Chart and figure data
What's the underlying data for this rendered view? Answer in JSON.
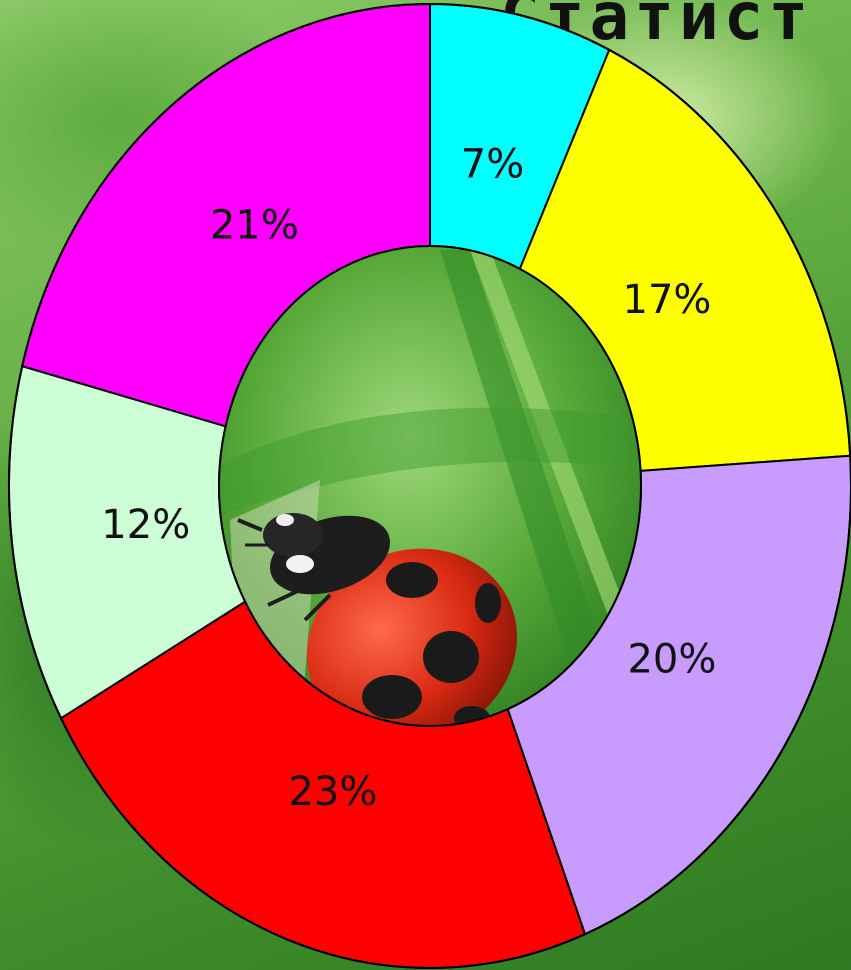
{
  "title": "Статист",
  "chart_data": {
    "type": "pie",
    "variant": "donut",
    "labels": [
      "7%",
      "17%",
      "20%",
      "23%",
      "12%",
      "21%"
    ],
    "values": [
      7,
      17,
      20,
      23,
      12,
      21
    ],
    "colors": [
      "#00ffff",
      "#ffff00",
      "#c89bff",
      "#ff0000",
      "#ccffd6",
      "#ff00ff"
    ],
    "start_angle": "top",
    "direction": "clockwise",
    "center_image": "ladybug on grass"
  }
}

(Prompt)
All the lines above are to be reproduced exactly, except the pictures.

(Solution)
What's the underlying data for this rendered view? Answer in JSON.
{
  "title": "Статист",
  "chart_data": {
    "type": "pie",
    "variant": "donut",
    "labels": [
      "7%",
      "17%",
      "20%",
      "23%",
      "12%",
      "21%"
    ],
    "values": [
      7,
      17,
      20,
      23,
      12,
      21
    ],
    "colors": [
      "#00ffff",
      "#ffff00",
      "#c89bff",
      "#ff0000",
      "#ccffd6",
      "#ff00ff"
    ],
    "start_angle": "top",
    "direction": "clockwise",
    "center_image": "ladybug on grass"
  }
}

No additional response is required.